[Data entries for graphics]

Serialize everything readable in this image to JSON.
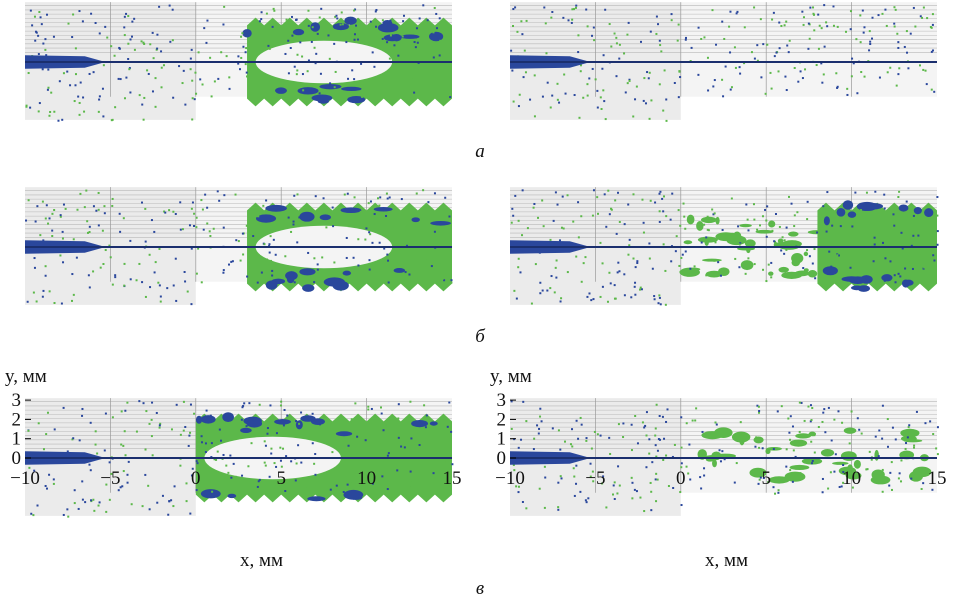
{
  "figure": {
    "row_labels": [
      "а",
      "б",
      "в"
    ],
    "ylabel": "y, мм",
    "xlabel": "x, мм",
    "xlim": [
      -10,
      15
    ],
    "ylim": [
      -3,
      3.1
    ],
    "xticks": [
      {
        "value": -10,
        "label": "−10"
      },
      {
        "value": -5,
        "label": "−5"
      },
      0,
      5,
      10,
      15
    ],
    "yticks": [
      0,
      1,
      2,
      3
    ]
  }
}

§ **EXERCISE GOAL**
Transcribe the complete set of entries verbatim. No pictures belong in the copy.

§ **PROBLEM SOLUTION**
Serialize everything readable in this image to JSON.
{
  "figure": {
    "row_labels": [
      "а",
      "б",
      "в"
    ],
    "ylabel": "y, мм",
    "xlabel": "x, мм",
    "xlim": [
      -10,
      15
    ],
    "ylim": [
      -3,
      3.1
    ],
    "xticks": [
      {
        "value": -10,
        "label": "−10"
      },
      {
        "value": -5,
        "label": "−5"
      },
      0,
      5,
      10,
      15
    ],
    "yticks": [
      0,
      1,
      2,
      3
    ]
  }
}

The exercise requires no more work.